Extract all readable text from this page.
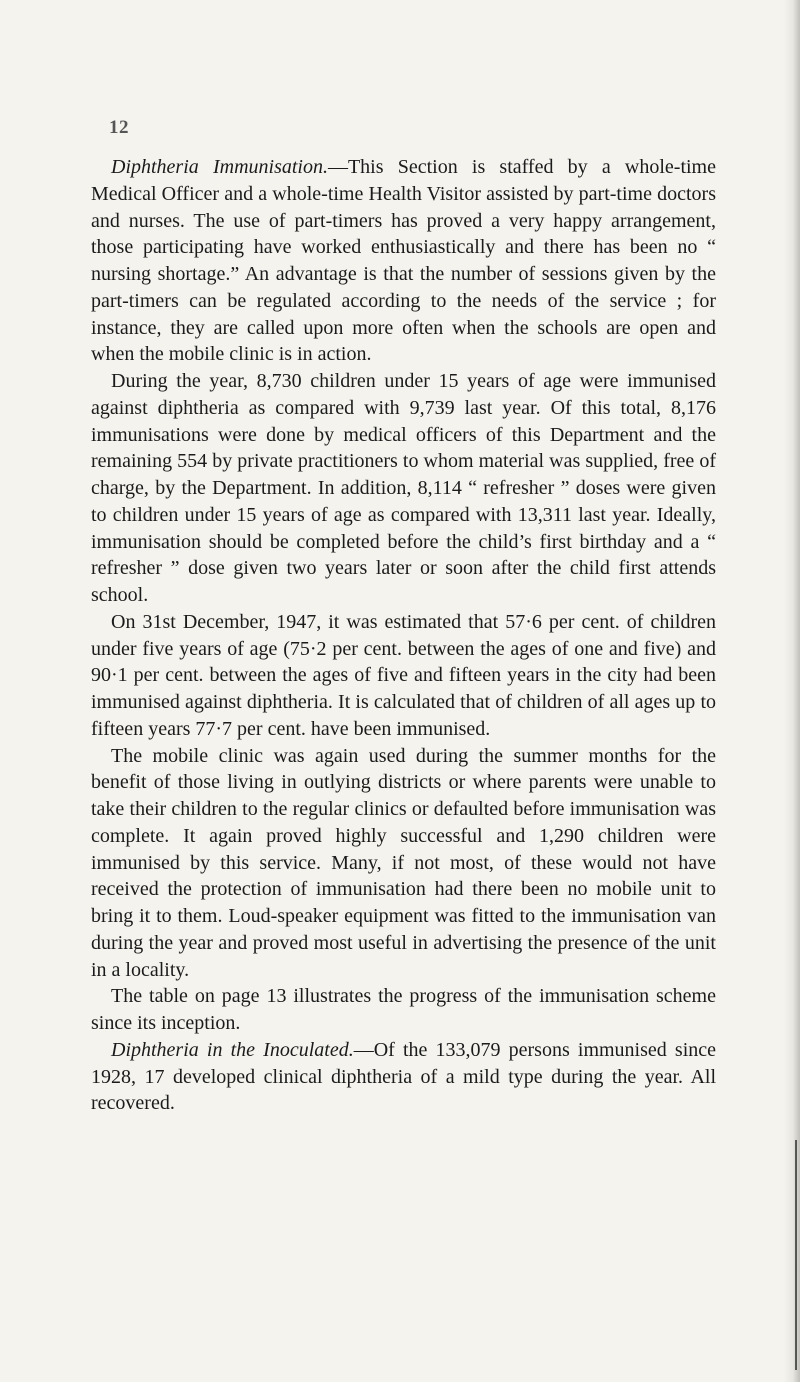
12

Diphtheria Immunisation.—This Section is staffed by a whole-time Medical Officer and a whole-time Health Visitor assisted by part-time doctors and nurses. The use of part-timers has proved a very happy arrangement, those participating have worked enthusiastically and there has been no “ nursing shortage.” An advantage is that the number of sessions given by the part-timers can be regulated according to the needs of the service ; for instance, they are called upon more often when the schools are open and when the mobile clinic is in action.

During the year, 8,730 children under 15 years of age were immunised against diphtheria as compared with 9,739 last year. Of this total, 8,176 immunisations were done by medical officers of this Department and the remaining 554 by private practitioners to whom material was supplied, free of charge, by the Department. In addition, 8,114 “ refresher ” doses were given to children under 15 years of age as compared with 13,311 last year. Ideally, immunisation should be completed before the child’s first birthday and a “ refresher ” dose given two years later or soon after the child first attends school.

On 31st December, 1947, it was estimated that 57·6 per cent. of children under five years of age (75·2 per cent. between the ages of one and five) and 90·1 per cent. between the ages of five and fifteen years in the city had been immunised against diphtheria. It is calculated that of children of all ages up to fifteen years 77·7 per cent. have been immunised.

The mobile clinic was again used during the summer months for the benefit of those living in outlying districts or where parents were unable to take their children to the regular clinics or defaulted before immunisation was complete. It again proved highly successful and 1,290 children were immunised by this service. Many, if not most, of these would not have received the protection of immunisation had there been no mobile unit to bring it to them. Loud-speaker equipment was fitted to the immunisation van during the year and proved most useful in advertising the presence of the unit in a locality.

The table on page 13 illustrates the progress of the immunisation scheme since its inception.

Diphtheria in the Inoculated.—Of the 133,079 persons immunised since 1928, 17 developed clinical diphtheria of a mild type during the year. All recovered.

□ □ □ □

TASK OBJECTIVE:
Check every line of the listing for the string "page" and report how many lines have it, as a number alone.

SOLUTION TO THIS EXERCISE:
2